Take every line from the listing below that includes "Chromatographic" and copy it.

#### AVAILABLE DATA

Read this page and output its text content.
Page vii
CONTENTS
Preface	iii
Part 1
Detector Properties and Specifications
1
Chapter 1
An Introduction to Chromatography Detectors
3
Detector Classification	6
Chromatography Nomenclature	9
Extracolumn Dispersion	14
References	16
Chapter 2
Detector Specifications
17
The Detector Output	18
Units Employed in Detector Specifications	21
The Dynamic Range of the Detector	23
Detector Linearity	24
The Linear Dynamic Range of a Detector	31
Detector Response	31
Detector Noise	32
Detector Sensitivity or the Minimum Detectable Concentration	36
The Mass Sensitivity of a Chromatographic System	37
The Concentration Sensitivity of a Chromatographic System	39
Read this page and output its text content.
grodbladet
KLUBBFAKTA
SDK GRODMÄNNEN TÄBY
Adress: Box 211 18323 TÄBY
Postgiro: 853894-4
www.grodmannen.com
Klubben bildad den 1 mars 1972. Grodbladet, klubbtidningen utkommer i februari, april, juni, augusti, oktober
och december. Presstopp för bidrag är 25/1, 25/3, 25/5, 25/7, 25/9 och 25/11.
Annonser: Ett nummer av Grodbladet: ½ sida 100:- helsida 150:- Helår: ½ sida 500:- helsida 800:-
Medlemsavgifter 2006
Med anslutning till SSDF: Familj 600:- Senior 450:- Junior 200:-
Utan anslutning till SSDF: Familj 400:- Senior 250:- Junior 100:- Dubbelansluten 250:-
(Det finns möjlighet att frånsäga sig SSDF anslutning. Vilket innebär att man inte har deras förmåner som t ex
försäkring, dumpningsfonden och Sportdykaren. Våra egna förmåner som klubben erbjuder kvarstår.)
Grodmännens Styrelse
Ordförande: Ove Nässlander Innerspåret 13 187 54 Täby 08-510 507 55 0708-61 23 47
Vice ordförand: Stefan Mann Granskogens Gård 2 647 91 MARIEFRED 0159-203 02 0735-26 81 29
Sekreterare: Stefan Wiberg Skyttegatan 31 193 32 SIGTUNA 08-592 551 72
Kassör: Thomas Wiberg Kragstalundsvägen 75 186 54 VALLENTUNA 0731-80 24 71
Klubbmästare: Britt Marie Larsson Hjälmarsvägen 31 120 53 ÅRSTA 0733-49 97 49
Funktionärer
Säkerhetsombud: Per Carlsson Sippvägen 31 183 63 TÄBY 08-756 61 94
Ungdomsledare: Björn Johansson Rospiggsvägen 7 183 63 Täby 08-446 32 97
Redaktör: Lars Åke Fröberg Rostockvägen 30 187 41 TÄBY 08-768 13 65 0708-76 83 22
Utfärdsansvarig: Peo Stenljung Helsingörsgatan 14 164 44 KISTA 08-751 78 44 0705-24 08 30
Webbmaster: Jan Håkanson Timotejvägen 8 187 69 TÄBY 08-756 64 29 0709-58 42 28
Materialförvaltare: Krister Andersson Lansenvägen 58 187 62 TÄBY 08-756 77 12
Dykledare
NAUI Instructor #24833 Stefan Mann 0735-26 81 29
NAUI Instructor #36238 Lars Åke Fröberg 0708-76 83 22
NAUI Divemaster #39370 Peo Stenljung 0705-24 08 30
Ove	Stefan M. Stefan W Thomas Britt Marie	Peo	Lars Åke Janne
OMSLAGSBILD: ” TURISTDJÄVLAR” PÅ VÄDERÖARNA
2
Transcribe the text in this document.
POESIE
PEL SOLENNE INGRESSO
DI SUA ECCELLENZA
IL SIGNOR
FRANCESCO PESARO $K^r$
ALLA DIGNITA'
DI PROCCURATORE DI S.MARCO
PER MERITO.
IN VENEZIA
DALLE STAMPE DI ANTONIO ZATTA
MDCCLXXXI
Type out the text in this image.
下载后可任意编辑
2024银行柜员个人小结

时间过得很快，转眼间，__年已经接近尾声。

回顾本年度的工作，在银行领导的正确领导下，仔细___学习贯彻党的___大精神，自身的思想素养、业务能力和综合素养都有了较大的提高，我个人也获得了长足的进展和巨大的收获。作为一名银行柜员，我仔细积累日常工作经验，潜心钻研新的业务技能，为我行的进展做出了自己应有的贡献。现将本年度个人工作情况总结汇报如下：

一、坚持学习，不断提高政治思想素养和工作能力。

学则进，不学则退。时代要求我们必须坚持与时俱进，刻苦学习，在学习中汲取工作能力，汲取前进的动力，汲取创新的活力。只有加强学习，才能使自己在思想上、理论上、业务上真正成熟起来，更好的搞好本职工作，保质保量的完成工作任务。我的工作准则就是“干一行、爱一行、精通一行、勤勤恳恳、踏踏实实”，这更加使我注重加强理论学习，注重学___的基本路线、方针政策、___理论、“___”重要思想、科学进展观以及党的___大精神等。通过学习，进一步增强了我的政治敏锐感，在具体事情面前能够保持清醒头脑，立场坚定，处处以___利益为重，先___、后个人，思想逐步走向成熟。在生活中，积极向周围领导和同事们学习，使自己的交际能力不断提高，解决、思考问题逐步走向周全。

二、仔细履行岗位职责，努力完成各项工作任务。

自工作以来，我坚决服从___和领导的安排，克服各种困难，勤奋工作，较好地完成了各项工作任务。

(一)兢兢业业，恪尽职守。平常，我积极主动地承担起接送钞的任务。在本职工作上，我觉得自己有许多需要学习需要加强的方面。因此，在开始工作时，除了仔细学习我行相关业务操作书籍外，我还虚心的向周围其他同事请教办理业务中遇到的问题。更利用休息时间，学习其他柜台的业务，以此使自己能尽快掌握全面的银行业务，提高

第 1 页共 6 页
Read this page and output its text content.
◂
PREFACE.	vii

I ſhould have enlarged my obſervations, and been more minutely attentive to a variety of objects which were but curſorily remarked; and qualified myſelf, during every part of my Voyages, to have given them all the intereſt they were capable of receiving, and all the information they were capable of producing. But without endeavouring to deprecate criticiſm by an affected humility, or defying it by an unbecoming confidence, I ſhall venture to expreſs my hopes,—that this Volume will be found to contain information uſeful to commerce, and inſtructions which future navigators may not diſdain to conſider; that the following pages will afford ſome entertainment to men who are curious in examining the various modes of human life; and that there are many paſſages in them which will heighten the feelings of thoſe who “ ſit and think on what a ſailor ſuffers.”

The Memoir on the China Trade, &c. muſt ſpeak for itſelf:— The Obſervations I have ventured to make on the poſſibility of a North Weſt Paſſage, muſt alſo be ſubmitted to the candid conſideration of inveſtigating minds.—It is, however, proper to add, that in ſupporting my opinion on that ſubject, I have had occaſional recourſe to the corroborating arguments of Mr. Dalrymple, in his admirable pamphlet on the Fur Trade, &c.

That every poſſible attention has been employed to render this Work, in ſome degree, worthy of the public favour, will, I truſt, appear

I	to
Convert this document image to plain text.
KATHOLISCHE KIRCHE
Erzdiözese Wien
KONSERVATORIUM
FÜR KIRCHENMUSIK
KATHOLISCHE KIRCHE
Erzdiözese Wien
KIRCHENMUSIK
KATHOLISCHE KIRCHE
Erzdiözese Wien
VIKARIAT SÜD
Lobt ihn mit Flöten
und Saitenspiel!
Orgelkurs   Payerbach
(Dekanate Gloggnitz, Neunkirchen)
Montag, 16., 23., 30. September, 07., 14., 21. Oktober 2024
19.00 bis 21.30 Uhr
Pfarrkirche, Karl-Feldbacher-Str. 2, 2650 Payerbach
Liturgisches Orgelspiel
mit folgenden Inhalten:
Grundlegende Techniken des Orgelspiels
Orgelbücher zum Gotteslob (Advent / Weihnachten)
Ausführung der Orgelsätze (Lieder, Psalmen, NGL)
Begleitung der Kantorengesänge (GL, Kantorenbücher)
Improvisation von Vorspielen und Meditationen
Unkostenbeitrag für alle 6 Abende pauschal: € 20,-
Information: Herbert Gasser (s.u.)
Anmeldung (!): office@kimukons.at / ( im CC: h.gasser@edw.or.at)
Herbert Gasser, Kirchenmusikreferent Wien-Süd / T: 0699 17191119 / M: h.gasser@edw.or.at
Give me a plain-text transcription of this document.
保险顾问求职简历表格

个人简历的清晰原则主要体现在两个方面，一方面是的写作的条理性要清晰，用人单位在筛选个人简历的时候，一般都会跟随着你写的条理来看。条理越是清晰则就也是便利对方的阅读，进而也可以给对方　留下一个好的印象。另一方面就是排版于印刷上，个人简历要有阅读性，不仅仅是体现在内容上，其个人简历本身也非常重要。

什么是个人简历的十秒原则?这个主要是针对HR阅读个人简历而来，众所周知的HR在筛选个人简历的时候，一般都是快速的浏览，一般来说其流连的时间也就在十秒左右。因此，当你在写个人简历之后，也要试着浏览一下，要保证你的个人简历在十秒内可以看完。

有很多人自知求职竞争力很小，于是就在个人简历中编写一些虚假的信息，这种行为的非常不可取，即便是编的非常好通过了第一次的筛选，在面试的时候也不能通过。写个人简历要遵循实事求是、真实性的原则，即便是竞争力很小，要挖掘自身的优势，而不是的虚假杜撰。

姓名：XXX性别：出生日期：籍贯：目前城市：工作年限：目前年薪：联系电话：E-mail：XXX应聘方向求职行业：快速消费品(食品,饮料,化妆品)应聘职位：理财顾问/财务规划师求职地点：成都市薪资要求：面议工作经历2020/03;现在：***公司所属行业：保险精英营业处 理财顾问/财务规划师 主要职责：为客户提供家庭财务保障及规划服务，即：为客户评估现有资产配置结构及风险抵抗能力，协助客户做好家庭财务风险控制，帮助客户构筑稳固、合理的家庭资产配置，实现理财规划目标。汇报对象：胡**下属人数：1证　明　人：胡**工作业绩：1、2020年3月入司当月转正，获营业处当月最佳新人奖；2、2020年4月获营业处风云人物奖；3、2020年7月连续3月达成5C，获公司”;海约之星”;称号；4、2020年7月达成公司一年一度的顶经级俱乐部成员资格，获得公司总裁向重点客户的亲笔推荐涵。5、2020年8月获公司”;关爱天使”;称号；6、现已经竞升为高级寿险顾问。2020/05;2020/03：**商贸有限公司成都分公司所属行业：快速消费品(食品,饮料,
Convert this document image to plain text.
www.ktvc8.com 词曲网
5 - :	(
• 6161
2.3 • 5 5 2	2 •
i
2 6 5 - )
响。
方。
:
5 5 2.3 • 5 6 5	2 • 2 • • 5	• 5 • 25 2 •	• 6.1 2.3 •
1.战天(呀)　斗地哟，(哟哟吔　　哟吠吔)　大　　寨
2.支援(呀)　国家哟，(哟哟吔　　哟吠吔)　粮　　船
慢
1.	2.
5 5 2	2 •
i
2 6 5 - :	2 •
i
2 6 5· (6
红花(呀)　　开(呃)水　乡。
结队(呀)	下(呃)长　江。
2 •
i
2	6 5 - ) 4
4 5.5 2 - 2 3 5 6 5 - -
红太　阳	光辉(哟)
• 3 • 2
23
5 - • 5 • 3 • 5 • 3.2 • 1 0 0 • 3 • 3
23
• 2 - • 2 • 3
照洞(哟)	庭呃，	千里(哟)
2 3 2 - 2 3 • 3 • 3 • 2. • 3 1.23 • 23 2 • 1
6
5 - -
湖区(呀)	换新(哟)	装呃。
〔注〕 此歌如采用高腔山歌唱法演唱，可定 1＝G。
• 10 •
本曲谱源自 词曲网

########

- [RESULT OF THE TASK]:
The Mass Sensitivity of a Chromatographic System	37
The Concentration Sensitivity of a Chromatographic System	39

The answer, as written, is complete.